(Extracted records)
⟨

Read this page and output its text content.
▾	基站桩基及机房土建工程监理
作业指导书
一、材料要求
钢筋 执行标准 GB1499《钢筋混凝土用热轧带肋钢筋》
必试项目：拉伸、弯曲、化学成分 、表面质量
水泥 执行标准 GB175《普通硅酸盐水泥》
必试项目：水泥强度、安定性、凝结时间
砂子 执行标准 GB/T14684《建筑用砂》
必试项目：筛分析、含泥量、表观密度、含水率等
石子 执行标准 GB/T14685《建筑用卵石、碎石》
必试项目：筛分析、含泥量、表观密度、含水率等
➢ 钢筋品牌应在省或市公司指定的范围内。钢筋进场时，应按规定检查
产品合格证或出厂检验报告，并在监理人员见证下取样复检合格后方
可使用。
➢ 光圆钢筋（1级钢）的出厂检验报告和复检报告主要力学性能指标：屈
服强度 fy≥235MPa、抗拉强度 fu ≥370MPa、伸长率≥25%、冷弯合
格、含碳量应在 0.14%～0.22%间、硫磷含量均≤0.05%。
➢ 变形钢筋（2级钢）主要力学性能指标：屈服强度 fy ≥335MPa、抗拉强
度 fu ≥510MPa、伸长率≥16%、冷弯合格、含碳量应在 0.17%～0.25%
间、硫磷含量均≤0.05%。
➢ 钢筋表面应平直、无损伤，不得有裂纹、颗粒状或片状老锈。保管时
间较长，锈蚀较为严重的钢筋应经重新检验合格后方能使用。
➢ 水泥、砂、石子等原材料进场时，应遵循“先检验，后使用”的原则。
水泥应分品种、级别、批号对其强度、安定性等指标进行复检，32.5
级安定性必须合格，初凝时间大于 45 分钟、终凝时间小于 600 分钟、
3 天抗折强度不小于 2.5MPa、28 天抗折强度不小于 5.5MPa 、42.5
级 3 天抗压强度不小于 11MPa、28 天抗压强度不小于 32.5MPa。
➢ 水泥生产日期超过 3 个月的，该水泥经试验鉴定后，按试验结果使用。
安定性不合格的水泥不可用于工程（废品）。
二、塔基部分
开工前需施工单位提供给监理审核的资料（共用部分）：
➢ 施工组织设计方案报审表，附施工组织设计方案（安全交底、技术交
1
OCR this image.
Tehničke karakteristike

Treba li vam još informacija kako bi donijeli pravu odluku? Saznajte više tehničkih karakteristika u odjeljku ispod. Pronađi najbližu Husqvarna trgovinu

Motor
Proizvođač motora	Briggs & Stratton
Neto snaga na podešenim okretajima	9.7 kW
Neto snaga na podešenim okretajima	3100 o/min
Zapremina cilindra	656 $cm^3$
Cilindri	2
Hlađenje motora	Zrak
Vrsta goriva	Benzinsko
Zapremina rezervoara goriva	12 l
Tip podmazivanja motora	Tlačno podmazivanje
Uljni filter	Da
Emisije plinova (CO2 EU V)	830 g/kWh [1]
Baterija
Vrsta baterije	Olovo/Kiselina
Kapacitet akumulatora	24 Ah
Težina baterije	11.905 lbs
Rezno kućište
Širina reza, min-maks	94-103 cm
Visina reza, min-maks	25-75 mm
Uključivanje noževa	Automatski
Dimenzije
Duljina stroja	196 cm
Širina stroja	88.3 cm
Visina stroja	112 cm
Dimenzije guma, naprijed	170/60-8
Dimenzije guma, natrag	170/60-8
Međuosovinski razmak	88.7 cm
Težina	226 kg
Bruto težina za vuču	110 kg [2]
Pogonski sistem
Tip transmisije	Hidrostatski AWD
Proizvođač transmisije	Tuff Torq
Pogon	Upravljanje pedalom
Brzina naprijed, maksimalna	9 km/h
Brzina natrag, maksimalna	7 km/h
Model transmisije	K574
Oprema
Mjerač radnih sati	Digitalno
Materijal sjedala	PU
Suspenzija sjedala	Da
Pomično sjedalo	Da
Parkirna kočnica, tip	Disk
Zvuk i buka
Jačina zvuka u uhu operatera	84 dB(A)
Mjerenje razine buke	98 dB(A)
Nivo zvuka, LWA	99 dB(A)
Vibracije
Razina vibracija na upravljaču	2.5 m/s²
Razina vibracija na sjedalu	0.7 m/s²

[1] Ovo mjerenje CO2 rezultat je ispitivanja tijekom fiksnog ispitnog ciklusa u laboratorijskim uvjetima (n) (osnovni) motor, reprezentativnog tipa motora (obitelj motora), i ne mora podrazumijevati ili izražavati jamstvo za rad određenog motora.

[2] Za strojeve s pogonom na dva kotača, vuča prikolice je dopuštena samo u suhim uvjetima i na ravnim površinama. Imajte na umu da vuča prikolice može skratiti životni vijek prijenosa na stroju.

⟩

> BRIEF
Return all of the above records exactly, leaving no line out.

> RESULT OF THIS EXERCISE
Read this page and output its text content.
▾	基站桩基及机房土建工程监理
作业指导书
一、材料要求
钢筋 执行标准 GB1499《钢筋混凝土用热轧带肋钢筋》
必试项目：拉伸、弯曲、化学成分 、表面质量
水泥 执行标准 GB175《普通硅酸盐水泥》
必试项目：水泥强度、安定性、凝结时间
砂子 执行标准 GB/T14684《建筑用砂》
必试项目：筛分析、含泥量、表观密度、含水率等
石子 执行标准 GB/T14685《建筑用卵石、碎石》
必试项目：筛分析、含泥量、表观密度、含水率等
➢ 钢筋品牌应在省或市公司指定的范围内。钢筋进场时，应按规定检查
产品合格证或出厂检验报告，并在监理人员见证下取样复检合格后方
可使用。
➢ 光圆钢筋（1级钢）的出厂检验报告和复检报告主要力学性能指标：屈
服强度 fy≥235MPa、抗拉强度 fu ≥370MPa、伸长率≥25%、冷弯合
格、含碳量应在 0.14%～0.22%间、硫磷含量均≤0.05%。
➢ 变形钢筋（2级钢）主要力学性能指标：屈服强度 fy ≥335MPa、抗拉强
度 fu ≥510MPa、伸长率≥16%、冷弯合格、含碳量应在 0.17%～0.25%
间、硫磷含量均≤0.05%。
➢ 钢筋表面应平直、无损伤，不得有裂纹、颗粒状或片状老锈。保管时
间较长，锈蚀较为严重的钢筋应经重新检验合格后方能使用。
➢ 水泥、砂、石子等原材料进场时，应遵循“先检验，后使用”的原则。
水泥应分品种、级别、批号对其强度、安定性等指标进行复检，32.5
级安定性必须合格，初凝时间大于 45 分钟、终凝时间小于 600 分钟、
3 天抗折强度不小于 2.5MPa、28 天抗折强度不小于 5.5MPa 、42.5
级 3 天抗压强度不小于 11MPa、28 天抗压强度不小于 32.5MPa。
➢ 水泥生产日期超过 3 个月的，该水泥经试验鉴定后，按试验结果使用。
安定性不合格的水泥不可用于工程（废品）。
二、塔基部分
开工前需施工单位提供给监理审核的资料（共用部分）：
➢ 施工组织设计方案报审表，附施工组织设计方案（安全交底、技术交
1
OCR this image.
Tehničke karakteristike

Treba li vam još informacija kako bi donijeli pravu odluku? Saznajte više tehničkih karakteristika u odjeljku ispod. Pronađi najbližu Husqvarna trgovinu

Motor
Proizvođač motora	Briggs & Stratton
Neto snaga na podešenim okretajima	9.7 kW
Neto snaga na podešenim okretajima	3100 o/min
Zapremina cilindra	656 $cm^3$
Cilindri	2
Hlađenje motora	Zrak
Vrsta goriva	Benzinsko
Zapremina rezervoara goriva	12 l
Tip podmazivanja motora	Tlačno podmazivanje
Uljni filter	Da
Emisije plinova (CO2 EU V)	830 g/kWh [1]
Baterija
Vrsta baterije	Olovo/Kiselina
Kapacitet akumulatora	24 Ah
Težina baterije	11.905 lbs
Rezno kućište
Širina reza, min-maks	94-103 cm
Visina reza, min-maks	25-75 mm
Uključivanje noževa	Automatski
Dimenzije
Duljina stroja	196 cm
Širina stroja	88.3 cm
Visina stroja	112 cm
Dimenzije guma, naprijed	170/60-8
Dimenzije guma, natrag	170/60-8
Međuosovinski razmak	88.7 cm
Težina	226 kg
Bruto težina za vuču	110 kg [2]
Pogonski sistem
Tip transmisije	Hidrostatski AWD
Proizvođač transmisije	Tuff Torq
Pogon	Upravljanje pedalom
Brzina naprijed, maksimalna	9 km/h
Brzina natrag, maksimalna	7 km/h
Model transmisije	K574
Oprema
Mjerač radnih sati	Digitalno
Materijal sjedala	PU
Suspenzija sjedala	Da
Pomično sjedalo	Da
Parkirna kočnica, tip	Disk
Zvuk i buka
Jačina zvuka u uhu operatera	84 dB(A)
Mjerenje razine buke	98 dB(A)
Nivo zvuka, LWA	99 dB(A)
Vibracije
Razina vibracija na upravljaču	2.5 m/s²
Razina vibracija na sjedalu	0.7 m/s²

[1] Ovo mjerenje CO2 rezultat je ispitivanja tijekom fiksnog ispitnog ciklusa u laboratorijskim uvjetima (n) (osnovni) motor, reprezentativnog tipa motora (obitelj motora), i ne mora podrazumijevati ili izražavati jamstvo za rad određenog motora.

[2] Za strojeve s pogonom na dva kotača, vuča prikolice je dopuštena samo u suhim uvjetima i na ravnim površinama. Imajte na umu da vuča prikolice može skratiti životni vijek prijenosa na stroju.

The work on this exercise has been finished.